- _TASK DETAILS_: Rewrite every row below with each occurrence of "Google Maps" changed to "OpenStreetMap", leaving everything else as it is. Don't include the pictures.

┏━━

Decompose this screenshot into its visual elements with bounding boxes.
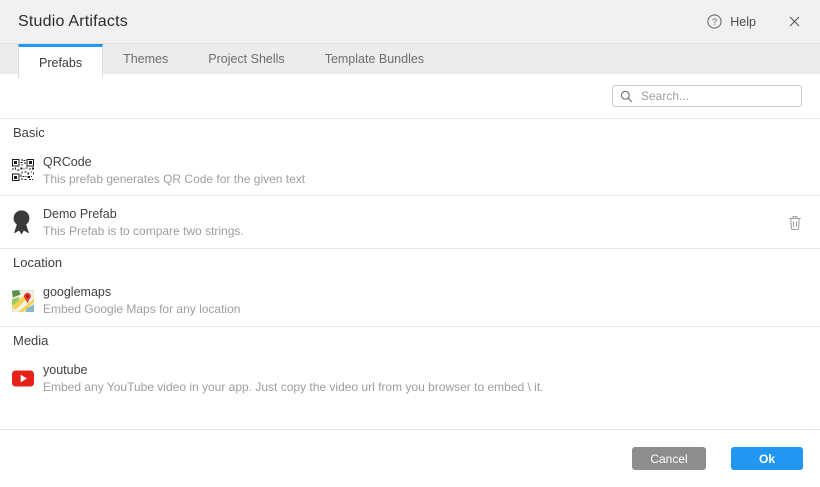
item-text: Demo Prefab This Prefab is to compare tw… <box>43 207 244 238</box>
help-button[interactable]: ? Help <box>707 14 756 29</box>
page-title: Studio Artifacts <box>18 12 128 30</box>
googlemaps-icon <box>12 289 36 312</box>
section-header-location: Location <box>13 254 63 270</box>
item-description: Embed Google Maps for any location <box>43 302 241 316</box>
qrcode-icon <box>12 159 36 181</box>
item-title: QRCode <box>43 154 92 169</box>
item-title: googlemaps <box>43 285 112 299</box>
section-header-media: Media <box>13 332 49 348</box>
item-title: youtube <box>43 362 88 377</box>
dialog-footer: Cancel Ok <box>0 429 820 487</box>
tab-bar: Prefabs Themes Project Shells Template B… <box>0 44 820 78</box>
item-description: This prefab generates QR Code for the gi… <box>43 171 306 186</box>
section-header-basic: Basic <box>13 124 45 140</box>
cancel-button[interactable]: Cancel <box>632 447 706 470</box>
ok-button[interactable]: Ok <box>731 447 803 470</box>
close-button[interactable] <box>786 14 802 30</box>
delete-prefab-button[interactable] <box>786 212 804 232</box>
item-text: youtube Embed any YouTube video in your … <box>43 363 544 394</box>
tab-prefabs[interactable]: Prefabs <box>18 44 104 78</box>
list-item-qrcode[interactable]: QRCode This prefab generates QR Code for… <box>0 145 820 195</box>
studio-artifacts-dialog: Studio Artifacts ? Help Prefabs Themes P… <box>0 0 820 487</box>
youtube-icon <box>12 370 36 387</box>
tab-themes[interactable]: Themes <box>103 44 188 74</box>
tab-template-bundles[interactable]: Template Bundles <box>305 44 444 74</box>
search-input[interactable] <box>639 88 794 104</box>
trash-icon <box>788 214 802 230</box>
search-box[interactable] <box>612 85 802 107</box>
item-text: googlemaps Embed Google Maps for any loc… <box>43 285 240 316</box>
list-item-demo-prefab[interactable]: Demo Prefab This Prefab is to compare tw… <box>0 196 820 248</box>
help-label: Help <box>730 14 756 29</box>
tab-project-shells[interactable]: Project Shells <box>188 44 304 74</box>
item-title: Demo Prefab <box>43 206 117 221</box>
item-text: QRCode This prefab generates QR Code for… <box>43 155 305 186</box>
ribbon-icon <box>12 209 36 236</box>
svg-text:?: ? <box>712 17 717 28</box>
list-item-youtube[interactable]: youtube Embed any YouTube video in your … <box>0 353 820 403</box>
item-description: Embed any YouTube video in your app. Jus… <box>43 379 544 394</box>
list-item-googlemaps[interactable]: googlemaps Embed Google Maps for any loc… <box>0 275 820 326</box>
prefabs-panel: Basic QRCode This prefab generates QR Co… <box>0 74 820 403</box>
search-row <box>0 74 820 119</box>
search-icon <box>620 90 633 103</box>
close-icon <box>789 16 800 27</box>
item-description: This Prefab is to compare two strings. <box>43 223 244 238</box>
help-icon: ? <box>707 14 722 29</box>
dialog-header: Studio Artifacts ? Help <box>0 0 820 44</box>
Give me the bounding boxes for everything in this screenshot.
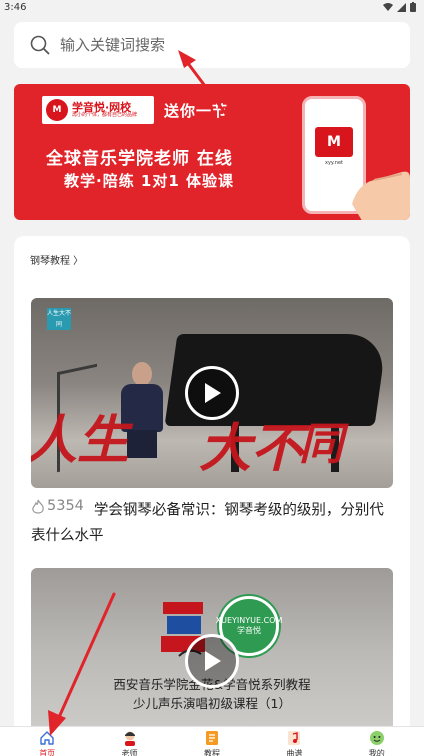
bottom-tab-bar: 首页 老师 教程 曲谱 我的 bbox=[0, 726, 424, 756]
play-button[interactable] bbox=[185, 366, 239, 420]
hand-icon bbox=[352, 171, 410, 220]
video-thumbnail-1[interactable]: 人生大不同 人生 大不 同 bbox=[31, 298, 393, 488]
video-title: 学会钢琴必备常识：钢琴考级的级别，分别代表什么水平 bbox=[31, 502, 384, 544]
tab-label: 教程 bbox=[203, 749, 220, 756]
play-icon bbox=[205, 383, 221, 403]
tab-home[interactable]: 首页 bbox=[17, 727, 77, 756]
play-button[interactable] bbox=[185, 634, 239, 688]
status-icons bbox=[383, 2, 416, 12]
video-info-1[interactable]: 5354 学会钢琴必备常识：钢琴考级的级别，分别代表什么水平 bbox=[31, 494, 393, 549]
overlay-word: 同 bbox=[299, 419, 343, 470]
search-input[interactable] bbox=[60, 36, 360, 54]
tab-label: 老师 bbox=[121, 749, 138, 756]
tab-profile[interactable]: 我的 bbox=[347, 727, 407, 756]
play-icon bbox=[205, 651, 221, 671]
tab-tutorial[interactable]: 教程 bbox=[182, 727, 242, 756]
flame-icon bbox=[32, 499, 44, 514]
promo-banner[interactable]: M 学音悦·网校 再小的个体，都有自己的品牌 送你一节 全球音乐学院老师 在线 … bbox=[14, 84, 410, 220]
battery-icon bbox=[410, 2, 416, 12]
tutorial-section: 钢琴教程 〉 人生大不同 人生 大不 同 5354 学会钢琴必备常识：钢琴考级的… bbox=[14, 236, 410, 736]
teacher-icon bbox=[124, 731, 135, 746]
view-count: 5354 bbox=[31, 494, 84, 519]
profile-icon bbox=[369, 731, 384, 745]
tab-label: 曲谱 bbox=[286, 749, 303, 756]
signal-icon bbox=[397, 2, 406, 12]
tab-teacher[interactable]: 老师 bbox=[100, 727, 160, 756]
channel-badge: 人生大不同 bbox=[47, 308, 72, 330]
tab-label: 我的 bbox=[368, 749, 385, 756]
wifi-icon bbox=[383, 3, 393, 11]
home-icon bbox=[40, 731, 54, 745]
overlay-word: 人生 bbox=[31, 410, 130, 471]
section-title-piano[interactable]: 钢琴教程 〉 bbox=[30, 252, 83, 267]
banner-subheadline: 教学·陪练 1对1 体验课 bbox=[64, 172, 235, 190]
logo-mark: M bbox=[46, 99, 68, 121]
tab-label: 首页 bbox=[39, 749, 56, 756]
brand-logo: M 学音悦·网校 再小的个体，都有自己的品牌 bbox=[42, 96, 154, 124]
search-bar[interactable] bbox=[14, 22, 410, 68]
tutorial-icon bbox=[205, 731, 218, 745]
search-icon bbox=[30, 35, 50, 55]
video-caption-line2: 少儿声乐演唱初级课程（1） bbox=[133, 696, 291, 711]
view-count-value: 5354 bbox=[47, 498, 84, 514]
status-bar: 3:46 bbox=[0, 0, 424, 14]
status-time: 3:46 bbox=[4, 1, 27, 13]
banner-tag: 送你一节 bbox=[164, 102, 229, 120]
logo-slogan: 再小的个体，都有自己的品牌 bbox=[72, 112, 138, 119]
video-thumbnail-2[interactable]: XUEYINYUE.COM 学音悦 西安音乐学院金花&学音悦系列教程 少儿声乐演… bbox=[31, 568, 393, 736]
tab-sheet-music[interactable]: 曲谱 bbox=[264, 727, 324, 756]
sheet-music-icon bbox=[288, 731, 301, 745]
banner-headline: 全球音乐学院老师 在线 bbox=[46, 149, 233, 169]
phone-url: xyy.net bbox=[325, 160, 343, 166]
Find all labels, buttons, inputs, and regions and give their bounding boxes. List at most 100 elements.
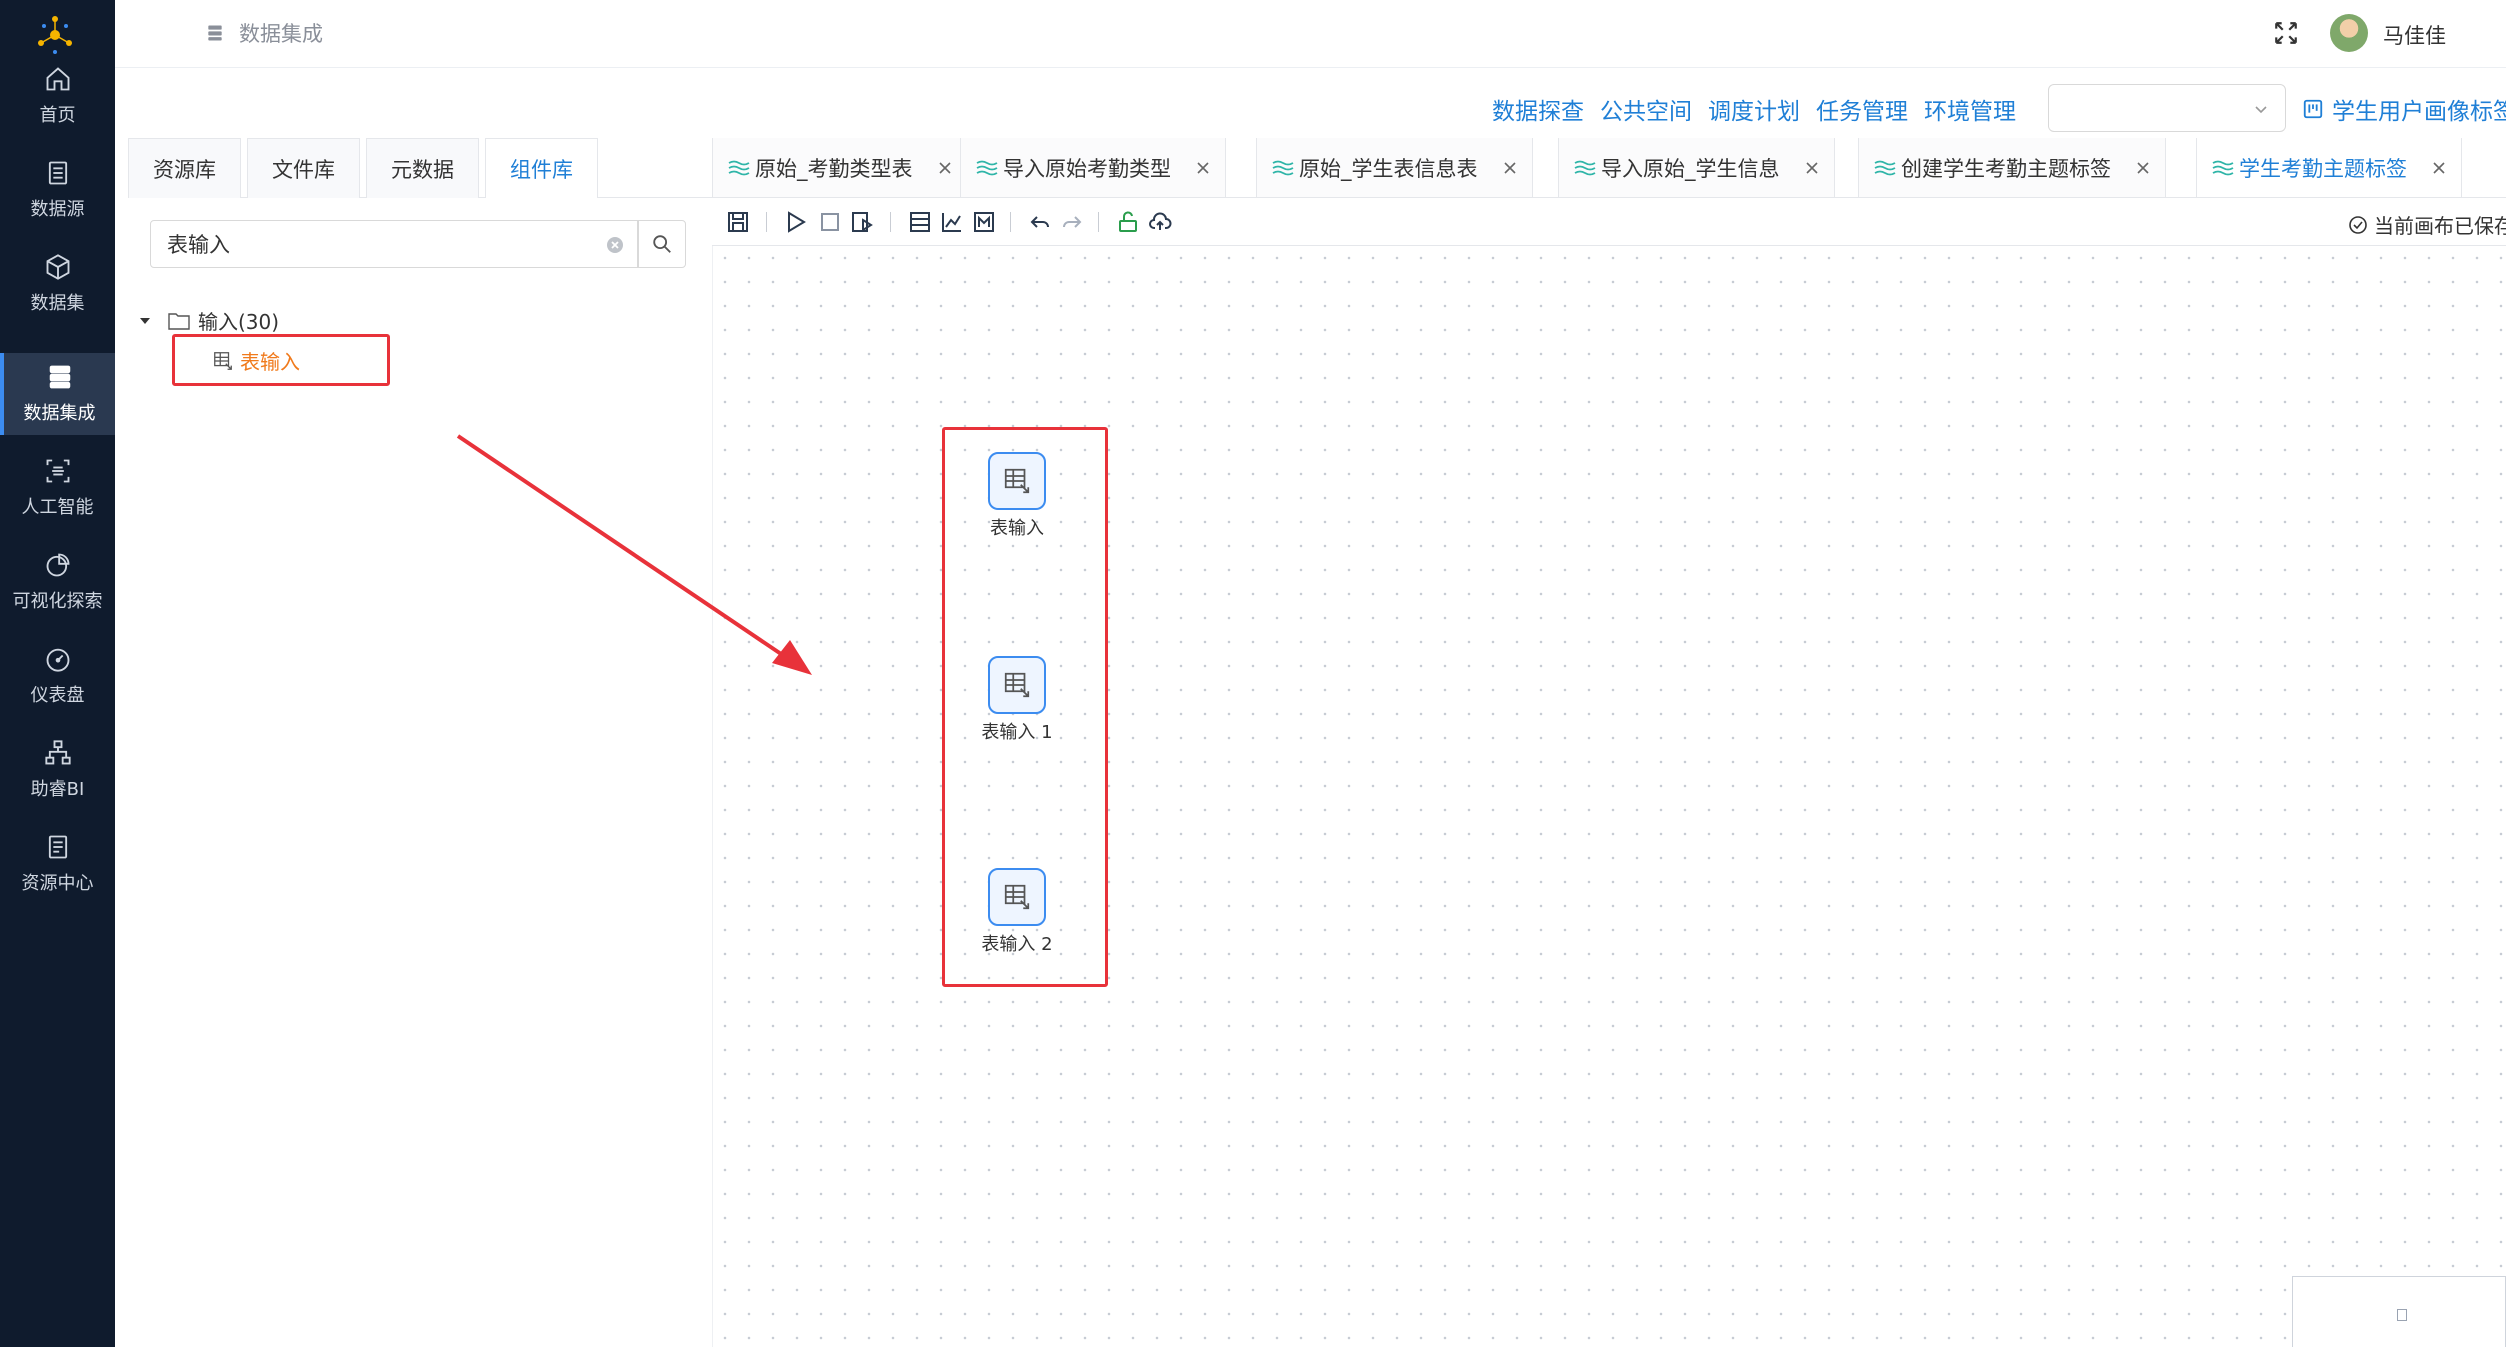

┗━━

- _RIGHT ANSWER_:
Decompose this screenshot into its visual elements with bounding boxes.
item-text: Demo Prefab This Prefab is to compare tw… <box>43 207 244 238</box>
help-button[interactable]: ? Help <box>707 14 756 29</box>
page-title: Studio Artifacts <box>18 12 128 30</box>
googlemaps-icon <box>12 289 36 312</box>
section-header-location: Location <box>13 254 63 270</box>
item-description: Embed OpenStreetMap for any location <box>43 302 241 316</box>
qrcode-icon <box>12 159 36 181</box>
item-title: QRCode <box>43 154 92 169</box>
item-title: googlemaps <box>43 285 112 299</box>
section-header-media: Media <box>13 332 49 348</box>
item-title: youtube <box>43 362 88 377</box>
dialog-footer: Cancel Ok <box>0 429 820 487</box>
tab-bar: Prefabs Themes Project Shells Template B… <box>0 44 820 78</box>
item-description: This prefab generates QR Code for the gi… <box>43 171 306 186</box>
section-header-basic: Basic <box>13 124 45 140</box>
cancel-button[interactable]: Cancel <box>632 447 706 470</box>
ok-button[interactable]: Ok <box>731 447 803 470</box>
close-button[interactable] <box>786 14 802 30</box>
delete-prefab-button[interactable] <box>786 212 804 232</box>
item-text: youtube Embed any YouTube video in your … <box>43 363 544 394</box>
tab-prefabs[interactable]: Prefabs <box>18 44 104 78</box>
list-item-qrcode[interactable]: QRCode This prefab generates QR Code for… <box>0 145 820 195</box>
studio-artifacts-dialog: Studio Artifacts ? Help Prefabs Themes P… <box>0 0 820 487</box>
youtube-icon <box>12 370 36 387</box>
tab-themes[interactable]: Themes <box>103 44 188 74</box>
tab-template-bundles[interactable]: Template Bundles <box>305 44 444 74</box>
search-input[interactable] <box>639 88 794 104</box>
trash-icon <box>788 214 802 230</box>
search-box[interactable] <box>612 85 802 107</box>
item-text: googlemaps Embed OpenStreetMap for any loc… <box>43 285 240 316</box>
list-item-demo-prefab[interactable]: Demo Prefab This Prefab is to compare tw… <box>0 196 820 248</box>
help-label: Help <box>730 14 756 29</box>
tab-project-shells[interactable]: Project Shells <box>188 44 304 74</box>
item-title: Demo Prefab <box>43 206 117 221</box>
item-text: QRCode This prefab generates QR Code for… <box>43 155 305 186</box>
ribbon-icon <box>12 209 36 236</box>
svg-text:?: ? <box>712 17 717 28</box>
list-item-youtube[interactable]: youtube Embed any YouTube video in your … <box>0 353 820 403</box>
item-description: Embed any YouTube video in your app. Jus… <box>43 379 544 394</box>
list-item-googlemaps[interactable]: googlemaps Embed OpenStreetMap for any loc… <box>0 275 820 326</box>
prefabs-panel: Basic QRCode This prefab generates QR Co… <box>0 74 820 403</box>
search-row <box>0 74 820 119</box>
search-icon <box>620 90 633 103</box>
close-icon <box>789 16 800 27</box>
item-description: This Prefab is to compare two strings. <box>43 223 244 238</box>
help-icon: ? <box>707 14 722 29</box>
dialog-header: Studio Artifacts ? Help <box>0 0 820 44</box>
Give me the bounding boxes for everything in this screenshot.
bottom-tab-bar: 首页 老师 教程 曲谱 我的 bbox=[0, 726, 424, 756]
play-button[interactable] bbox=[185, 366, 239, 420]
hand-icon bbox=[352, 171, 410, 220]
video-thumbnail-1[interactable]: 人生大不同 人生 大不 同 bbox=[31, 298, 393, 488]
video-title: 学会钢琴必备常识：钢琴考级的级别，分别代表什么水平 bbox=[31, 502, 384, 544]
tab-label: 教程 bbox=[203, 749, 220, 756]
play-icon bbox=[205, 383, 221, 403]
tab-home[interactable]: 首页 bbox=[17, 727, 77, 756]
play-button[interactable] bbox=[185, 634, 239, 688]
status-icons bbox=[383, 2, 416, 12]
video-info-1[interactable]: 5354 学会钢琴必备常识：钢琴考级的级别，分别代表什么水平 bbox=[31, 494, 393, 549]
overlay-word: 同 bbox=[299, 419, 343, 470]
search-input[interactable] bbox=[60, 36, 360, 54]
tab-label: 老师 bbox=[121, 749, 138, 756]
tab-profile[interactable]: 我的 bbox=[347, 727, 407, 756]
play-icon bbox=[205, 651, 221, 671]
tab-tutorial[interactable]: 教程 bbox=[182, 727, 242, 756]
flame-icon bbox=[32, 499, 44, 514]
promo-banner[interactable]: M 学音悦·网校 再小的个体，都有自己的品牌 送你一节 全球音乐学院老师 在线 … bbox=[14, 84, 410, 220]
battery-icon bbox=[410, 2, 416, 12]
tutorial-section: 钢琴教程 〉 人生大不同 人生 大不 同 5354 学会钢琴必备常识：钢琴考级的… bbox=[14, 236, 410, 736]
teacher-icon bbox=[124, 731, 135, 746]
view-count: 5354 bbox=[31, 494, 84, 519]
profile-icon bbox=[369, 731, 384, 745]
tab-label: 曲谱 bbox=[286, 749, 303, 756]
signal-icon bbox=[397, 2, 406, 12]
tab-teacher[interactable]: 老师 bbox=[100, 727, 160, 756]
channel-badge: 人生大不同 bbox=[47, 308, 72, 330]
tab-label: 我的 bbox=[368, 749, 385, 756]
wifi-icon bbox=[383, 3, 393, 11]
home-icon bbox=[40, 731, 54, 745]
overlay-word: 人生 bbox=[31, 410, 130, 471]
section-title-piano[interactable]: 钢琴教程 〉 bbox=[30, 252, 83, 267]
banner-subheadline: 教学·陪练 1对1 体验课 bbox=[64, 172, 235, 190]
logo-mark: M bbox=[46, 99, 68, 121]
tab-label: 首页 bbox=[39, 749, 56, 756]
brand-logo: M 学音悦·网校 再小的个体，都有自己的品牌 bbox=[42, 96, 154, 124]
search-bar[interactable] bbox=[14, 22, 410, 68]
tutorial-icon bbox=[205, 731, 218, 745]
search-icon bbox=[30, 35, 50, 55]
video-caption-line2: 少儿声乐演唱初级课程（1） bbox=[133, 696, 291, 711]
view-count-value: 5354 bbox=[47, 498, 84, 514]
status-bar: 3:46 bbox=[0, 0, 424, 14]
status-time: 3:46 bbox=[4, 1, 27, 13]
banner-tag: 送你一节 bbox=[164, 102, 229, 120]
logo-slogan: 再小的个体，都有自己的品牌 bbox=[72, 112, 138, 119]
video-thumbnail-2[interactable]: XUEYINYUE.COM 学音悦 西安音乐学院金花&学音悦系列教程 少儿声乐演… bbox=[31, 568, 393, 736]
tab-sheet-music[interactable]: 曲谱 bbox=[264, 727, 324, 756]
sheet-music-icon bbox=[288, 731, 301, 745]
banner-headline: 全球音乐学院老师 在线 bbox=[46, 149, 233, 169]
phone-url: xyy.net bbox=[325, 160, 343, 166]
Find all labels, buttons, inputs, and regions and give their bounding boxes. List at most 100 elements.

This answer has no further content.